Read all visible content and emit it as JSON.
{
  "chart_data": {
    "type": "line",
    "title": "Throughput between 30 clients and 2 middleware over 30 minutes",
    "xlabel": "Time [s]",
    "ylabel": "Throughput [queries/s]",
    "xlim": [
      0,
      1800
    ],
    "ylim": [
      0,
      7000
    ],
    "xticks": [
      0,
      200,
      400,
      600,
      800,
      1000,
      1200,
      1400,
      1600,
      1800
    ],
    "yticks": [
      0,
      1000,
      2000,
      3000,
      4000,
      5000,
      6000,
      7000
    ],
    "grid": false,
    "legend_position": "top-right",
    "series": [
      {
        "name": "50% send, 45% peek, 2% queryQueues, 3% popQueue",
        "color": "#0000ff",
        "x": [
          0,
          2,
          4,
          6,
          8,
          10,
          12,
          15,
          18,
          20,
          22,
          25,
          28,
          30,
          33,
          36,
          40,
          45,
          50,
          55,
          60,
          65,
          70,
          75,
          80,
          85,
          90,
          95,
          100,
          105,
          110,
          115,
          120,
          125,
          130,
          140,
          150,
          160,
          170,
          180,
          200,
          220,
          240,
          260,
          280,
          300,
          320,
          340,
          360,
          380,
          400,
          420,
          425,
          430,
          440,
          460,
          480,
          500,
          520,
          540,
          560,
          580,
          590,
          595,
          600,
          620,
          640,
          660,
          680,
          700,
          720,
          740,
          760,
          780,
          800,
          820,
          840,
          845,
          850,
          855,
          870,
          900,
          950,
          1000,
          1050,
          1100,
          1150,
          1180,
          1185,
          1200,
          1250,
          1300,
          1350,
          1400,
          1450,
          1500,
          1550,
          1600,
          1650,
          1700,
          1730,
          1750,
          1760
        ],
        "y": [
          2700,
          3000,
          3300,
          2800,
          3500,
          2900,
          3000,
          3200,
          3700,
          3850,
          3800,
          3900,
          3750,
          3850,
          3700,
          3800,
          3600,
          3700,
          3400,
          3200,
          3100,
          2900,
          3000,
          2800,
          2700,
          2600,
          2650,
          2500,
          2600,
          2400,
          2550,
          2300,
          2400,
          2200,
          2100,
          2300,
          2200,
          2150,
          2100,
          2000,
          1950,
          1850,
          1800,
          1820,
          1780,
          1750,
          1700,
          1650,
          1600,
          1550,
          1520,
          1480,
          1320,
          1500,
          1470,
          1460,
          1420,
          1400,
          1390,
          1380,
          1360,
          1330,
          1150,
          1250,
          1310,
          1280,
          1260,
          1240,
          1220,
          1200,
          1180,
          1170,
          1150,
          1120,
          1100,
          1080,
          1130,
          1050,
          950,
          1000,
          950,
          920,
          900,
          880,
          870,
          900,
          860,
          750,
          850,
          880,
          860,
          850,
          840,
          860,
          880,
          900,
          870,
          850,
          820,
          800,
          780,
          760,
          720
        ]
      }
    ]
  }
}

* * * * * * * * *

■ Instructions for the task:
Return only those lines of the records that contain the string "Throughput".

■ Answer for the task:
    "title": "Throughput between 30 clients and 2 middleware over 30 minutes",
    "ylabel": "Throughput [queries/s]",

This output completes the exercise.